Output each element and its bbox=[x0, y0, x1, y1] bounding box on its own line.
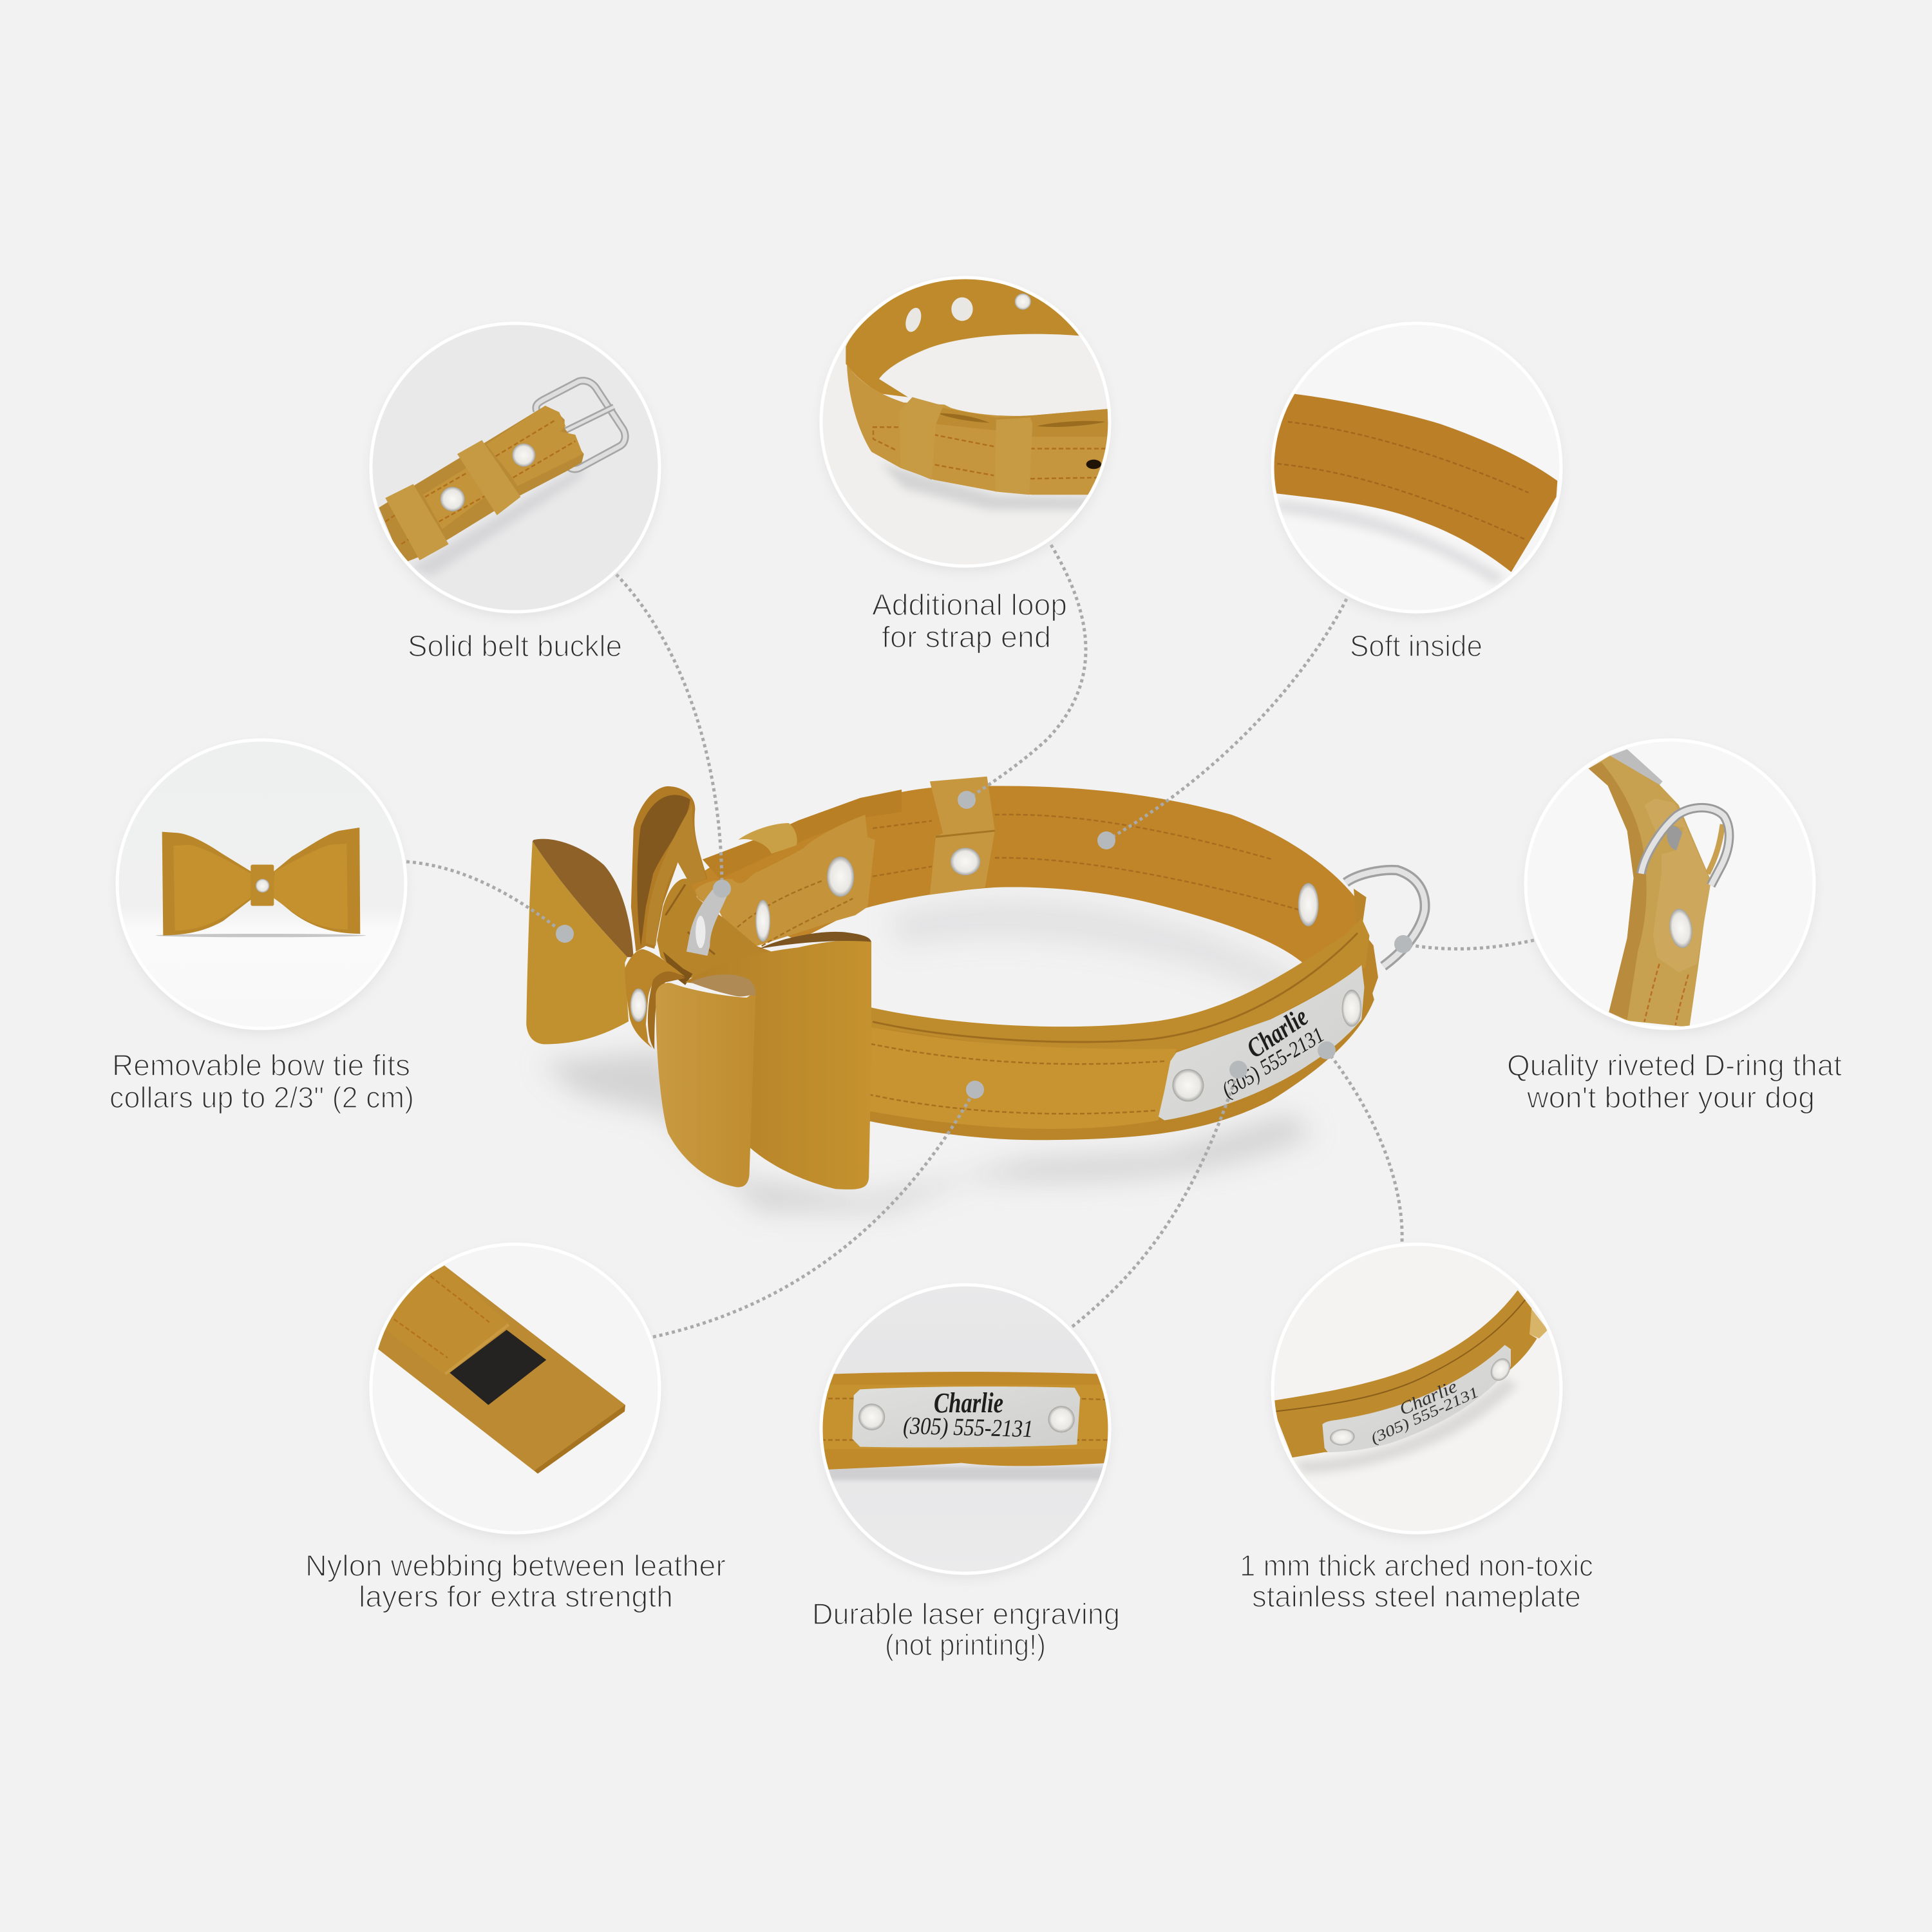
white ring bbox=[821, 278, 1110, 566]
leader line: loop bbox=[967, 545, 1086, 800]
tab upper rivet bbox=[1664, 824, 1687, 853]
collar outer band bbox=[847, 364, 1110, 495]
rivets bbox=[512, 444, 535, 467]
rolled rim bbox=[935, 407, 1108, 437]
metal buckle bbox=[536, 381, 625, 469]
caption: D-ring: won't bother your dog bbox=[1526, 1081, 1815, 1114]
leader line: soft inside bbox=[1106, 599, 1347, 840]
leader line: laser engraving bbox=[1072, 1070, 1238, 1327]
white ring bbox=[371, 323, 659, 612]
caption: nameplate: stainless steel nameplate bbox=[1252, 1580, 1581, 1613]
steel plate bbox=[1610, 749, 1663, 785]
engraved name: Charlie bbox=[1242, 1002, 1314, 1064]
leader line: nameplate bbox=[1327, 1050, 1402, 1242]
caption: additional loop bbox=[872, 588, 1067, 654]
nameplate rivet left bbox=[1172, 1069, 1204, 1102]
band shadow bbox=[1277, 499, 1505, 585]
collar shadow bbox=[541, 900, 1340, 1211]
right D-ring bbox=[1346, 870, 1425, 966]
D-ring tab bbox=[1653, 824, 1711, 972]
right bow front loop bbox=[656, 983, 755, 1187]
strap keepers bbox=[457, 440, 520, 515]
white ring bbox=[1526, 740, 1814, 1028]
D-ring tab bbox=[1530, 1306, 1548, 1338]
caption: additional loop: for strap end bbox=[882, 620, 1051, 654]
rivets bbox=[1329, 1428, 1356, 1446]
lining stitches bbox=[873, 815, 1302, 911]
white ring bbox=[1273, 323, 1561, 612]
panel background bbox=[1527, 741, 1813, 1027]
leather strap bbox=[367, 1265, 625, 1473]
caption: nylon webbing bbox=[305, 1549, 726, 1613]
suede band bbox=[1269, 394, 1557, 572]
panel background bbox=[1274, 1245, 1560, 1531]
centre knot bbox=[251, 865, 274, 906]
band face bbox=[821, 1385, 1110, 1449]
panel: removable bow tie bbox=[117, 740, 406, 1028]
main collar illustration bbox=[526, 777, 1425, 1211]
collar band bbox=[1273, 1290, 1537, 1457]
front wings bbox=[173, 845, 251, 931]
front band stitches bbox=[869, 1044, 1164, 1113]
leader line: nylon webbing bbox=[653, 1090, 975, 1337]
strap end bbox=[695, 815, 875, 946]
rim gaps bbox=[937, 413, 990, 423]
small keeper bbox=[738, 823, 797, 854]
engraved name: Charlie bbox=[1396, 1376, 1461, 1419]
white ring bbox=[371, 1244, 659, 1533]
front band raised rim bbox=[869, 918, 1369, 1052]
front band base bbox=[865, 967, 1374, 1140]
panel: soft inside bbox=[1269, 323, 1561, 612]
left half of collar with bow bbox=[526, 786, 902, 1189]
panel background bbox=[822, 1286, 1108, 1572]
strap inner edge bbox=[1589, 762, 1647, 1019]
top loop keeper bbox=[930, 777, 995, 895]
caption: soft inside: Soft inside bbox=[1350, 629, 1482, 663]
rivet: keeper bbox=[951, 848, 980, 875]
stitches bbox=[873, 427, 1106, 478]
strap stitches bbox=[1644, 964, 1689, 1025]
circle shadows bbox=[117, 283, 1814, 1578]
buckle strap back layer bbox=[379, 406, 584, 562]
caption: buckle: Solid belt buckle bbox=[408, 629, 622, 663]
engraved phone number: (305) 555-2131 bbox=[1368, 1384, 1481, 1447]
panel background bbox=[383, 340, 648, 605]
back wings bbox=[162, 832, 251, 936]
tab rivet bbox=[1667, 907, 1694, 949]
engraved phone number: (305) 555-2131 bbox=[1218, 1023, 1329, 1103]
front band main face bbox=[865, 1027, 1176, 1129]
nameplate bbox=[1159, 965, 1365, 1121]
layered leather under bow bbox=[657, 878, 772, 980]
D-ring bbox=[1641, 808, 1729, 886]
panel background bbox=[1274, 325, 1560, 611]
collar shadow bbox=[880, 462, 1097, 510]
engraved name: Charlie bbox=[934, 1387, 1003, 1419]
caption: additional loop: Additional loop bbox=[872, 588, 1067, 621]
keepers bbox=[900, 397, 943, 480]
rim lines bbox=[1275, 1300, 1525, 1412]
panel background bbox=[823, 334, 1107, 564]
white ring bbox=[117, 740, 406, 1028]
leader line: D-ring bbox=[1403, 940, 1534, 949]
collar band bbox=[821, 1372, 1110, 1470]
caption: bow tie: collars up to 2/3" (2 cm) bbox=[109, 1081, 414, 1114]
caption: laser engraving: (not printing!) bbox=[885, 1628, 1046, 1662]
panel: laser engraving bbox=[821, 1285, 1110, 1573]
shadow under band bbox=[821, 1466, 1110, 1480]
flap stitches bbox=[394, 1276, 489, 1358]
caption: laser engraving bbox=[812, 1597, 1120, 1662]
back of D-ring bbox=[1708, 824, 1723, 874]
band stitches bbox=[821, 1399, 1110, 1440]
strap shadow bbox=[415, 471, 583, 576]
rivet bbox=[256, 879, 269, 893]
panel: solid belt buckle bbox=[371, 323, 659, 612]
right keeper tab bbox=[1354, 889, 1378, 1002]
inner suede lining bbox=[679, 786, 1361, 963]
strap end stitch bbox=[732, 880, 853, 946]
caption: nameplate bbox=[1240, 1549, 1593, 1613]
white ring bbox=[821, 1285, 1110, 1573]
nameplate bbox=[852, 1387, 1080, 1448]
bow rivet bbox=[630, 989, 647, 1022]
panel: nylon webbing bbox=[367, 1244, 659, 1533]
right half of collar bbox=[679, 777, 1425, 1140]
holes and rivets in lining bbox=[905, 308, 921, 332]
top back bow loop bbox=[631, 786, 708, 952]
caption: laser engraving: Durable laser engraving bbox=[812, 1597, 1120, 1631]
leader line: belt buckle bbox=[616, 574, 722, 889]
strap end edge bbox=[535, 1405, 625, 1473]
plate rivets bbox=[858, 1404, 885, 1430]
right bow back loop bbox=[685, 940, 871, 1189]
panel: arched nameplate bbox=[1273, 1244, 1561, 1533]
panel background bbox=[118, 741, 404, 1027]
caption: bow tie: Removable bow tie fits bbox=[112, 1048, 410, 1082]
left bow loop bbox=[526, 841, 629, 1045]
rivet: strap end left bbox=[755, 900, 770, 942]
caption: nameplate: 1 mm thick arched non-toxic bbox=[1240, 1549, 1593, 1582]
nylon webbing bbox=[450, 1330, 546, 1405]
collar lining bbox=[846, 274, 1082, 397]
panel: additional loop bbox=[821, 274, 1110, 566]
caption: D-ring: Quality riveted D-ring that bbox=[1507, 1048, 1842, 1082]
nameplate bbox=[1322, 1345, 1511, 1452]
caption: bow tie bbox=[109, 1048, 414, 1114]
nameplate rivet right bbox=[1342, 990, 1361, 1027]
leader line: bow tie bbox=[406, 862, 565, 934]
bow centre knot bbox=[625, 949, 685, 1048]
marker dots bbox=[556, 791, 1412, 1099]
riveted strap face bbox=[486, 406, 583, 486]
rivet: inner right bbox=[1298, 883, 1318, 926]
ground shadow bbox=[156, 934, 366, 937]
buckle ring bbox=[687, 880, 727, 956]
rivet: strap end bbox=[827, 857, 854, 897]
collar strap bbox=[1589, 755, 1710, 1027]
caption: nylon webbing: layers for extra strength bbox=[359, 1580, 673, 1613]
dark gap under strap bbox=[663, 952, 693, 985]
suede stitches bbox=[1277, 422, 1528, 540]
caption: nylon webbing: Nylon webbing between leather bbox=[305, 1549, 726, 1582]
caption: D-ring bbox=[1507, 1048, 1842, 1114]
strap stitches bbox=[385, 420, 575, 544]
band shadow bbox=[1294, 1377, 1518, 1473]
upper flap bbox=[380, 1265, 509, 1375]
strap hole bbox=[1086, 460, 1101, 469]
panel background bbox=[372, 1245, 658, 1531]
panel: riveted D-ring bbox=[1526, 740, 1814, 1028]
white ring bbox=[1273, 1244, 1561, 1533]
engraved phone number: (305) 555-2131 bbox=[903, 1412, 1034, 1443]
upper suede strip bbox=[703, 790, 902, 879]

========================================================================

Task statement: Repeat the stretch from the line containing "white ring bbox=[821, 278, 1110, 566]" through the line containing "leader line: soft", both included.

Expected output:
white ring bbox=[821, 278, 1110, 566]
leader line: loop bbox=[967, 545, 1086, 800]
tab upper rivet bbox=[1664, 824, 1687, 853]
collar outer band bbox=[847, 364, 1110, 495]
rivets bbox=[512, 444, 535, 467]
rolled rim bbox=[935, 407, 1108, 437]
metal buckle bbox=[536, 381, 625, 469]
caption: D-ring: won't bother your dog bbox=[1526, 1081, 1815, 1114]
leader line: soft inside bbox=[1106, 599, 1347, 840]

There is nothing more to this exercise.